* Problem to work on *
The answer is one number: how many lines in the data below hold "Stereo".

* Source data *
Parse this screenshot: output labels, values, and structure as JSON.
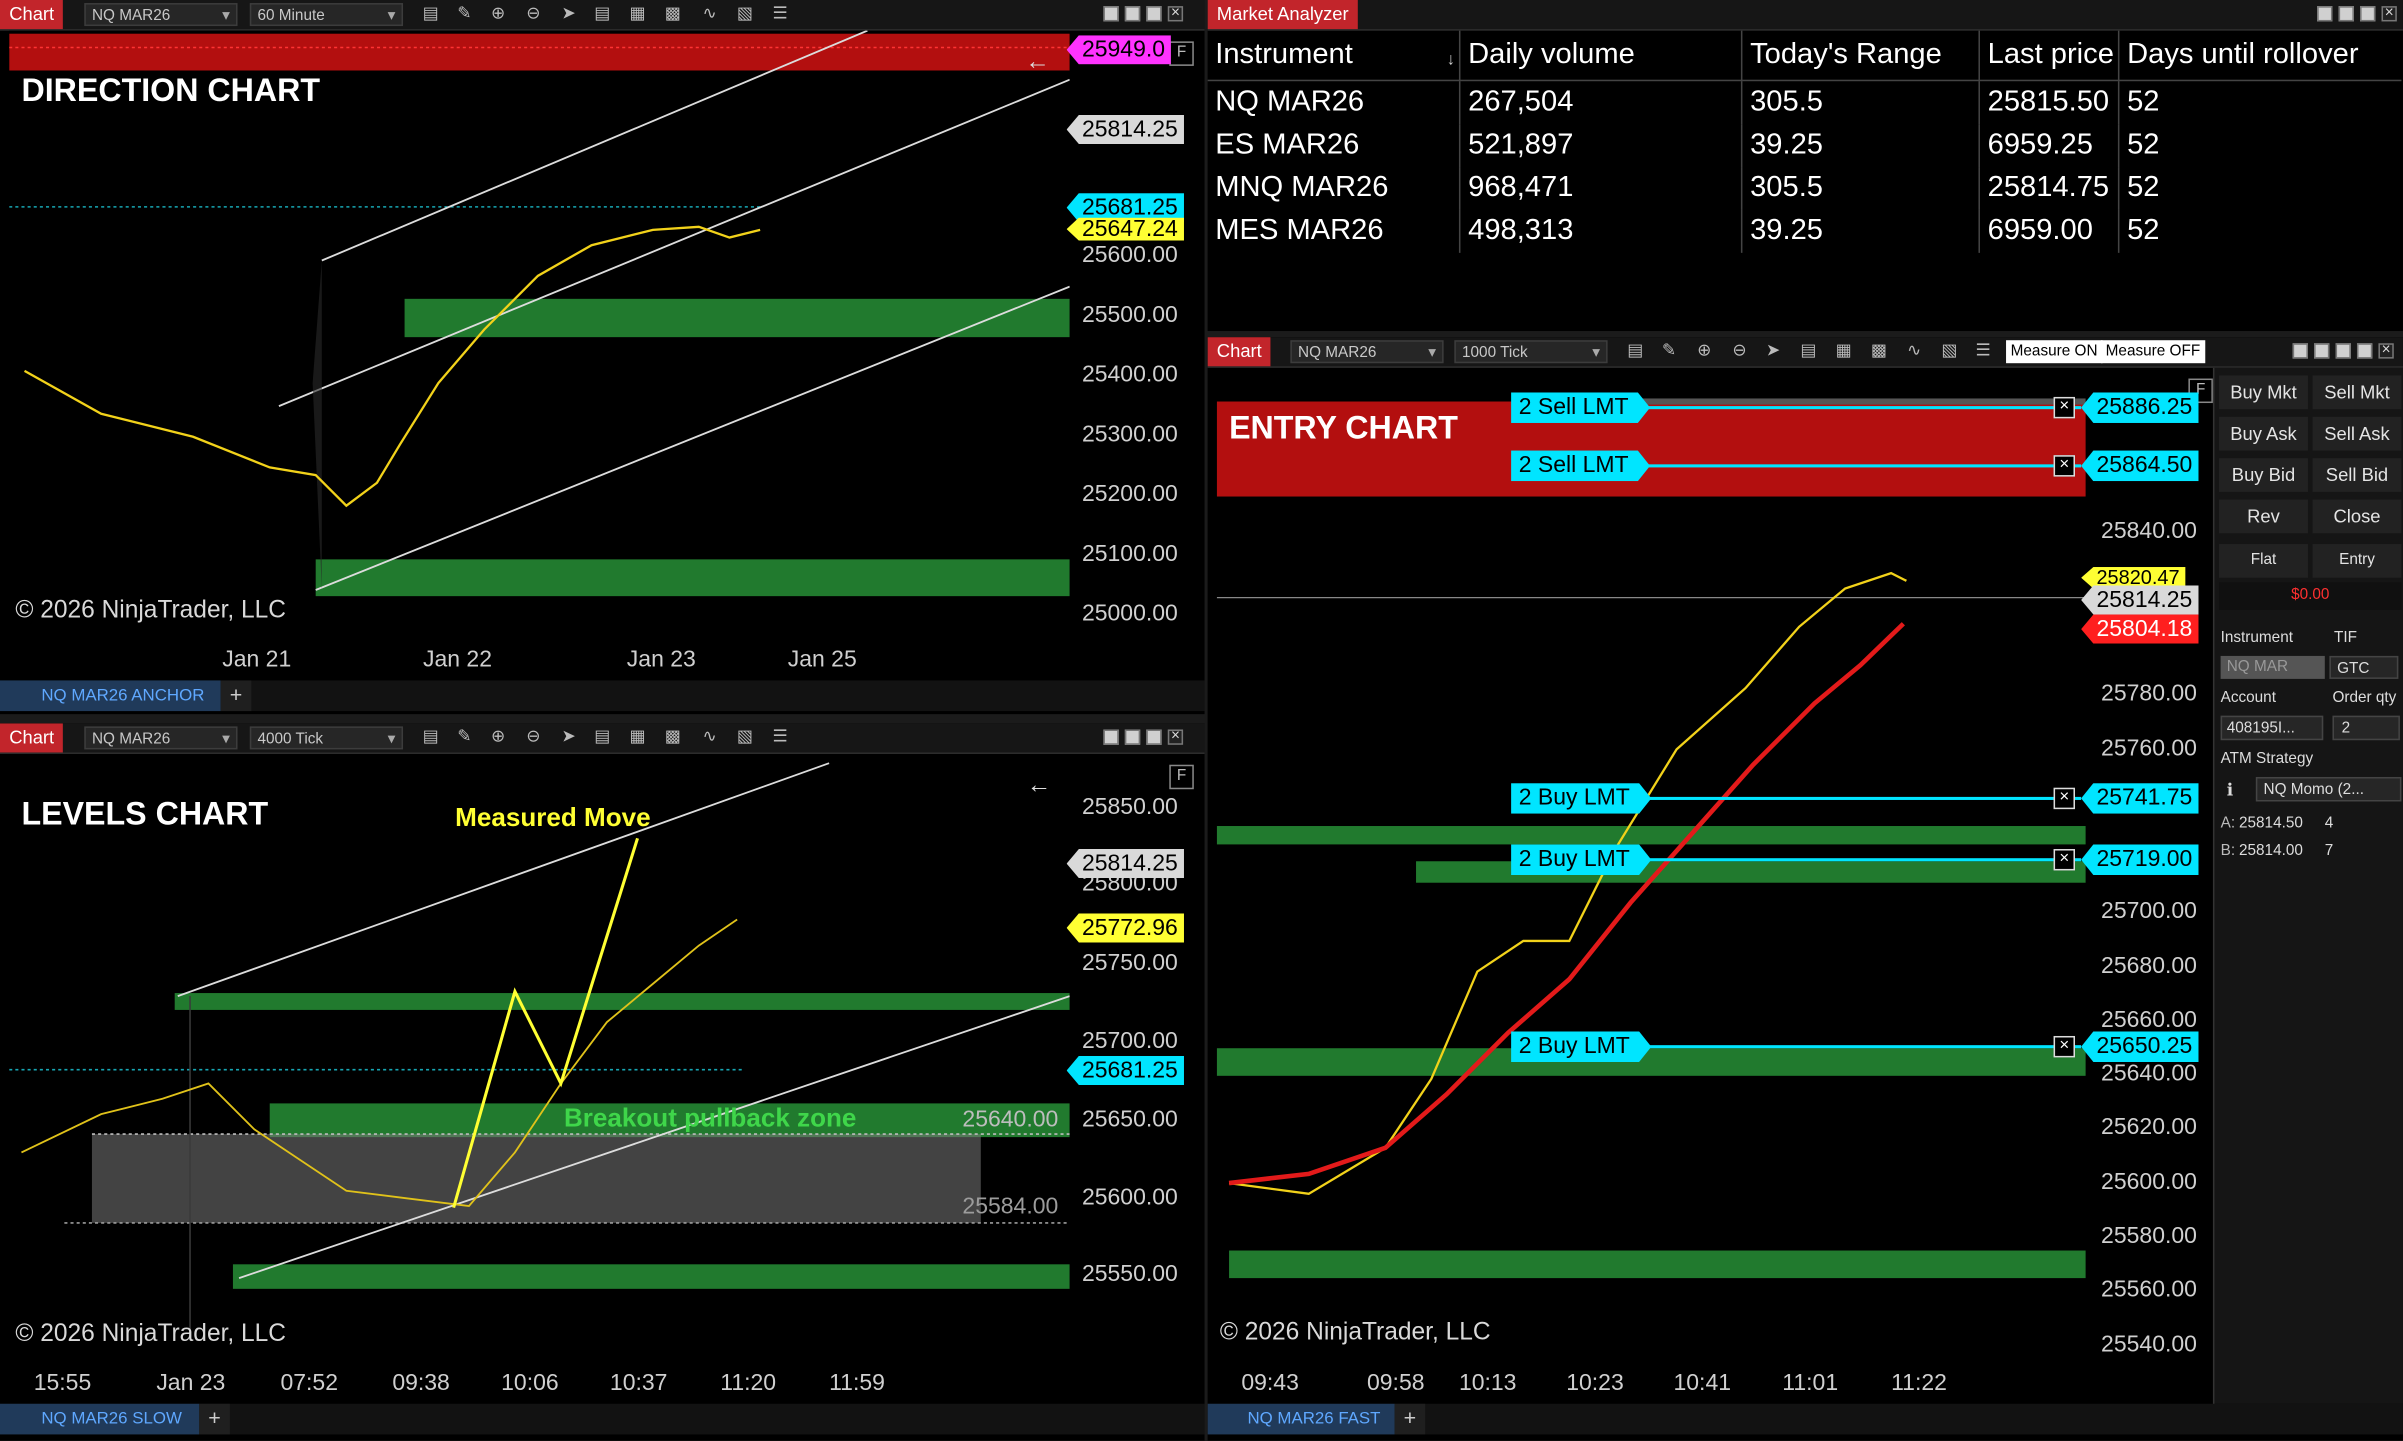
{
  "direction": {
    "window_label": "Chart",
    "instrument": "NQ MAR26",
    "interval": "60 Minute",
    "title": "DIRECTION CHART",
    "flag": "F",
    "prices": [
      "25500.00",
      "25400.00",
      "25300.00",
      "25200.00",
      "25100.00",
      "25000.00"
    ],
    "price_600": "25600.00",
    "tags": {
      "magenta": "25949.0",
      "last": "25814.25",
      "cyan": "25681.25",
      "yellow": "25647.24"
    },
    "dates": [
      "Jan 21",
      "Jan 22",
      "Jan 23",
      "Jan 25"
    ],
    "copyright": "© 2026 NinjaTrader, LLC",
    "tab": "NQ MAR26 ANCHOR"
  },
  "levels": {
    "window_label": "Chart",
    "instrument": "NQ MAR26",
    "interval": "4000 Tick",
    "title": "LEVELS CHART",
    "flag": "F",
    "measured_move": "Measured Move",
    "breakout_zone": "Breakout pullback zone",
    "zone_high": "25640.00",
    "zone_low": "25584.00",
    "prices": [
      "25850.00",
      "25800.00",
      "25750.00",
      "25700.00",
      "25650.00",
      "25600.00",
      "25550.00"
    ],
    "tags": {
      "last": "25814.25",
      "yellow": "25772.96",
      "cyan": "25681.25"
    },
    "times": [
      "15:55",
      "Jan 23",
      "07:52",
      "09:38",
      "10:06",
      "10:37",
      "11:20",
      "11:59"
    ],
    "copyright": "© 2026 NinjaTrader, LLC",
    "tab": "NQ MAR26 SLOW"
  },
  "analyzer": {
    "window_label": "Market Analyzer",
    "columns": [
      "Instrument",
      "Daily volume",
      "Today's Range",
      "Last price",
      "Days until rollover"
    ],
    "rows": [
      [
        "NQ MAR26",
        "267,504",
        "305.5",
        "25815.50",
        "52"
      ],
      [
        "ES MAR26",
        "521,897",
        "39.25",
        "6959.25",
        "52"
      ],
      [
        "MNQ MAR26",
        "968,471",
        "305.5",
        "25814.75",
        "52"
      ],
      [
        "MES MAR26",
        "498,313",
        "39.25",
        "6959.00",
        "52"
      ]
    ]
  },
  "entry": {
    "window_label": "Chart",
    "instrument": "NQ MAR26",
    "interval": "1000 Tick",
    "measure_on": "Measure ON",
    "measure_off": "Measure OFF",
    "title": "ENTRY CHART",
    "flag": "F",
    "prices": [
      "25840.00",
      "25780.00",
      "25760.00",
      "25700.00",
      "25680.00",
      "25660.00",
      "25640.00",
      "25620.00",
      "25600.00",
      "25580.00",
      "25560.00",
      "25540.00"
    ],
    "orders": [
      {
        "label": "2 Sell LMT",
        "price": "25886.25"
      },
      {
        "label": "2 Sell LMT",
        "price": "25864.50"
      },
      {
        "label": "2 Buy LMT",
        "price": "25741.75"
      },
      {
        "label": "2 Buy LMT",
        "price": "25719.00"
      },
      {
        "label": "2 Buy LMT",
        "price": "25650.25"
      }
    ],
    "tags": {
      "yellow": "25820.47",
      "last": "25814.25",
      "red": "25804.18"
    },
    "times": [
      "09:43",
      "09:58",
      "10:13",
      "10:23",
      "10:41",
      "11:01",
      "11:22"
    ],
    "copyright": "© 2026 NinjaTrader, LLC",
    "tab": "NQ MAR26 FAST"
  },
  "chart_trader": {
    "buttons": [
      "Buy Mkt",
      "Sell Mkt",
      "Buy Ask",
      "Sell Ask",
      "Buy Bid",
      "Sell Bid",
      "Rev",
      "Close",
      "Flat",
      "Entry"
    ],
    "pnl": "$0.00",
    "instrument_label": "Instrument",
    "tif_label": "TIF",
    "instrument": "NQ MAR",
    "tif": "GTC",
    "account_label": "Account",
    "qty_label": "Order qty",
    "account": "408195I...",
    "qty": "2",
    "atm_label": "ATM Strategy",
    "atm": "NQ Momo (2...",
    "ask_label": "A:",
    "ask": "25814.50",
    "ask_size": "4",
    "bid_label": "B:",
    "bid": "25814.00",
    "bid_size": "7"
  },
  "colors": {
    "accent_red": "#c2252b",
    "zone_green": "#217a2e",
    "order_cyan": "#00e5ff",
    "tag_magenta": "#ff33ff",
    "tag_yellow": "#ffff33"
  }
}
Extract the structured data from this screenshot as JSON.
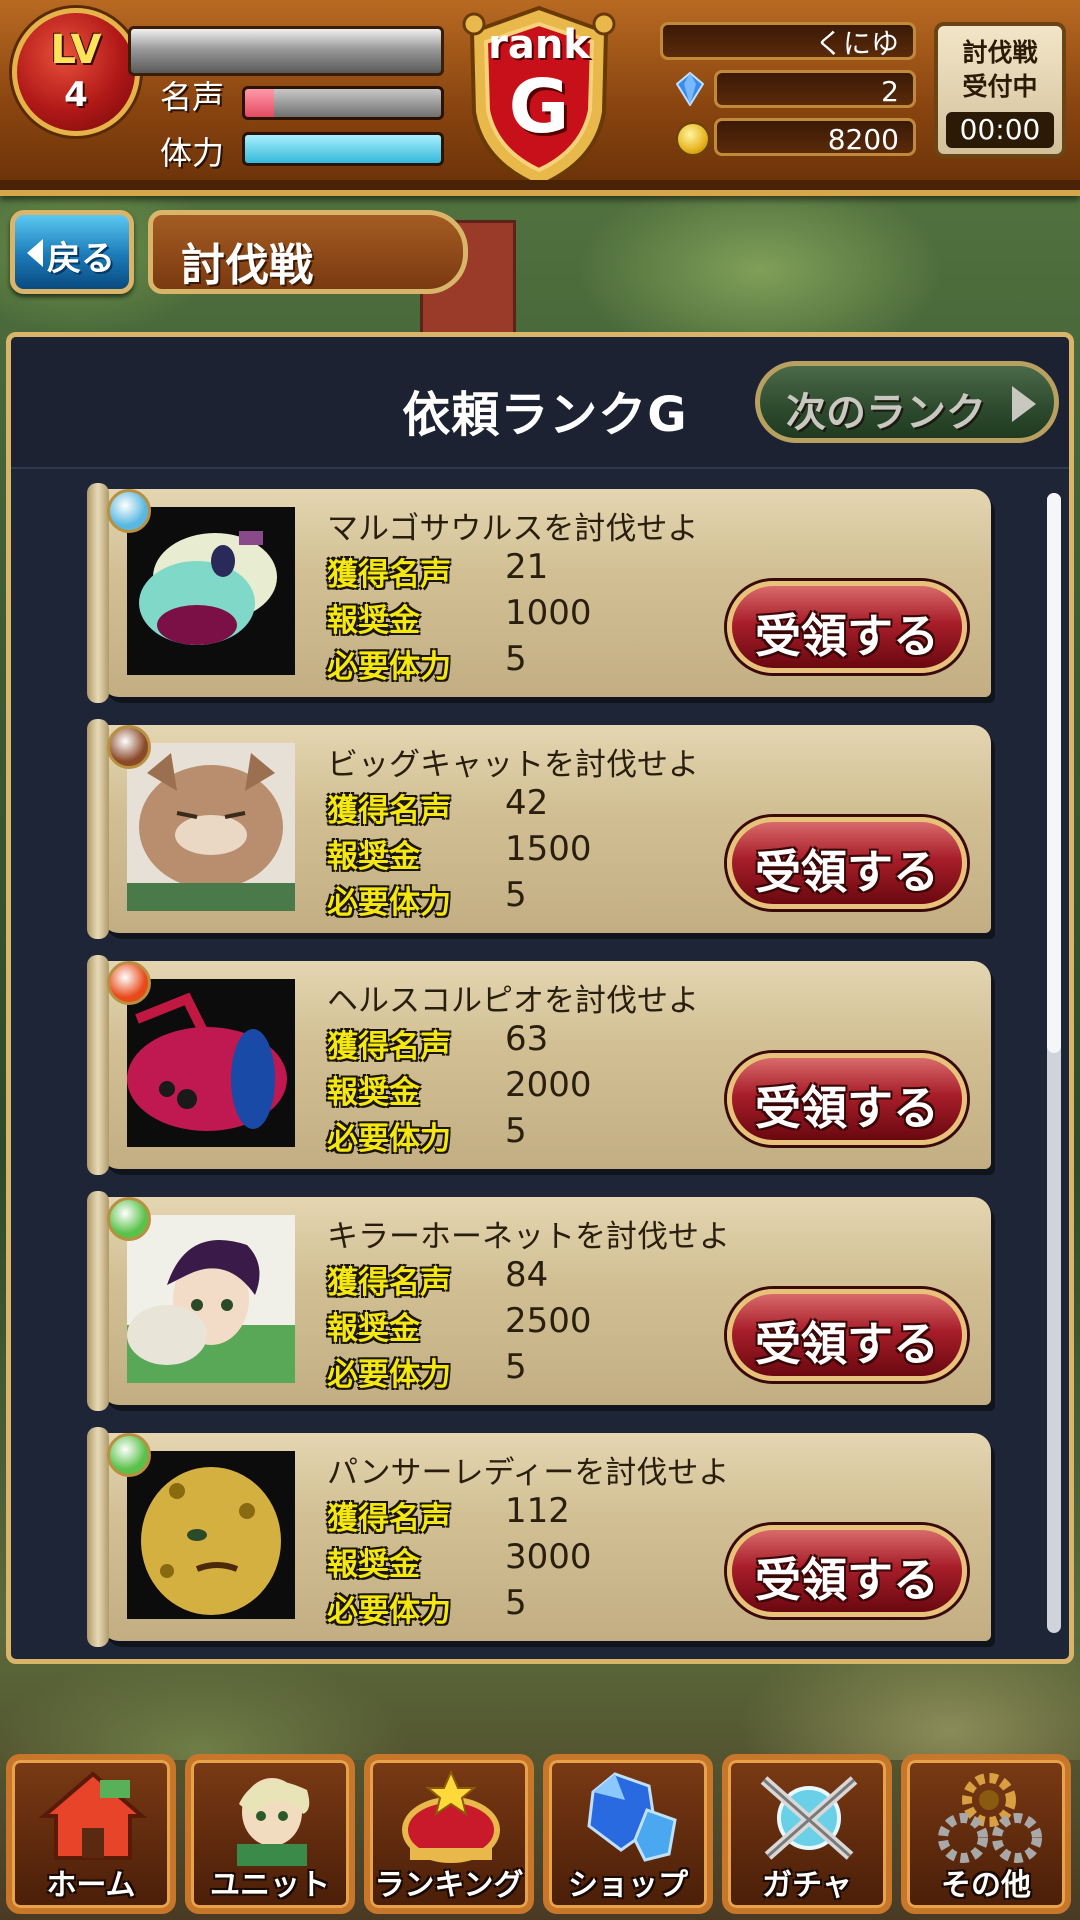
{
  "status": {
    "level_label": "LV",
    "level": "4",
    "fame_label": "名声",
    "fame_fill": 0.15,
    "stamina_label": "体力",
    "stamina_fill": 1.0,
    "rank_word": "rank",
    "rank_letter": "G",
    "player_name": "くにゆ",
    "gems": "2",
    "coins": "8200",
    "battle_status": "討伐戦\n受付中",
    "battle_status_line1": "討伐戦",
    "battle_status_line2": "受付中",
    "battle_timer": "00:00"
  },
  "header": {
    "back_label": "戻る",
    "title": "討伐戦"
  },
  "panel": {
    "title": "依頼ランクG",
    "next_rank_label": "次のランク"
  },
  "labels": {
    "fame_gain": "獲得名声",
    "reward": "報奨金",
    "stamina_cost": "必要体力",
    "accept": "受領する"
  },
  "quests": [
    {
      "title": "マルゴサウルスを討伐せよ",
      "fame": "21",
      "reward": "1000",
      "stamina": "5",
      "element_color": "#5ab8e0",
      "portrait": "maru-gosaurus"
    },
    {
      "title": "ビッグキャットを討伐せよ",
      "fame": "42",
      "reward": "1500",
      "stamina": "5",
      "element_color": "#8a4a2a",
      "portrait": "big-cat"
    },
    {
      "title": "ヘルスコルピオを討伐せよ",
      "fame": "63",
      "reward": "2000",
      "stamina": "5",
      "element_color": "#e84a1a",
      "portrait": "hell-scorpio"
    },
    {
      "title": "キラーホーネットを討伐せよ",
      "fame": "84",
      "reward": "2500",
      "stamina": "5",
      "element_color": "#5ac24a",
      "portrait": "killer-hornet"
    },
    {
      "title": "パンサーレディーを討伐せよ",
      "fame": "112",
      "reward": "3000",
      "stamina": "5",
      "element_color": "#5ac24a",
      "portrait": "panther-lady"
    }
  ],
  "nav": [
    {
      "label": "ホーム",
      "icon": "home-icon"
    },
    {
      "label": "ユニット",
      "icon": "unit-icon"
    },
    {
      "label": "ランキング",
      "icon": "crown-icon"
    },
    {
      "label": "ショップ",
      "icon": "gem-icon"
    },
    {
      "label": "ガチャ",
      "icon": "crossed-swords-icon"
    },
    {
      "label": "その他",
      "icon": "gear-icon"
    }
  ],
  "colors": {
    "accent_gold": "#d9b56a",
    "panel_bg": "#1e2536",
    "accept_red": "#a81e2a",
    "label_yellow": "#f5e810"
  }
}
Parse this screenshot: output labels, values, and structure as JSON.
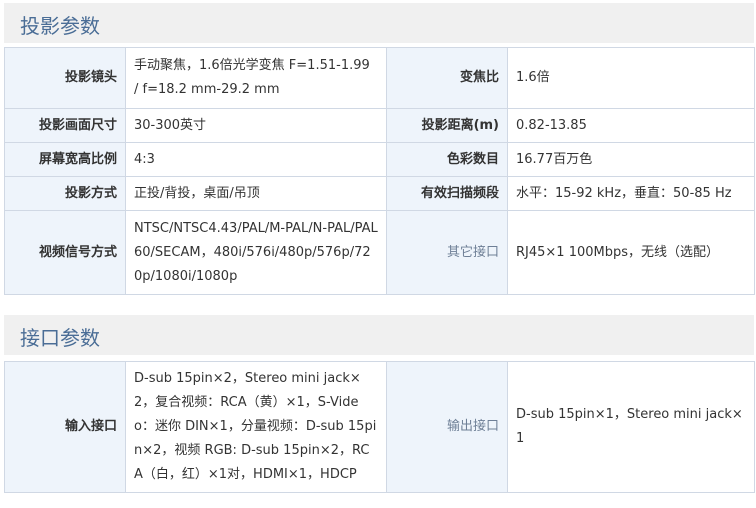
{
  "sections": [
    {
      "title": "投影参数",
      "rows": [
        [
          {
            "label": "投影镜头",
            "value": "手动聚焦，1.6倍光学变焦 F=1.51-1.99 / f=18.2 mm-29.2 mm"
          },
          {
            "label": "变焦比",
            "value": "1.6倍"
          }
        ],
        [
          {
            "label": "投影画面尺寸",
            "value": "30-300英寸"
          },
          {
            "label": "投影距离(m)",
            "value": "0.82-13.85"
          }
        ],
        [
          {
            "label": "屏幕宽高比例",
            "value": "4:3"
          },
          {
            "label": "色彩数目",
            "value": "16.77百万色"
          }
        ],
        [
          {
            "label": "投影方式",
            "value": "正投/背投，桌面/吊顶"
          },
          {
            "label": "有效扫描频段",
            "value": "水平：15-92 kHz，垂直：50-85 Hz"
          }
        ],
        [
          {
            "label": "视频信号方式",
            "value": "NTSC/NTSC4.43/PAL/M-PAL/N-PAL/PAL60/SECAM，480i/576i/480p/576p/720p/1080i/1080p"
          },
          {
            "label": "其它接口",
            "value": "RJ45×1 100Mbps，无线（选配）"
          }
        ]
      ]
    },
    {
      "title": "接口参数",
      "rows": [
        [
          {
            "label": "输入接口",
            "value": "D-sub 15pin×2，Stereo mini jack×2，复合视频：RCA（黄）×1，S-Video：迷你 DIN×1，分量视频：D-sub 15pin×2，视频 RGB: D-sub 15pin×2，RCA（白，红）×1对，HDMI×1，HDCP"
          },
          {
            "label": "输出接口",
            "value": "D-sub 15pin×1，Stereo mini jack×1"
          }
        ]
      ]
    }
  ]
}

* The output *
2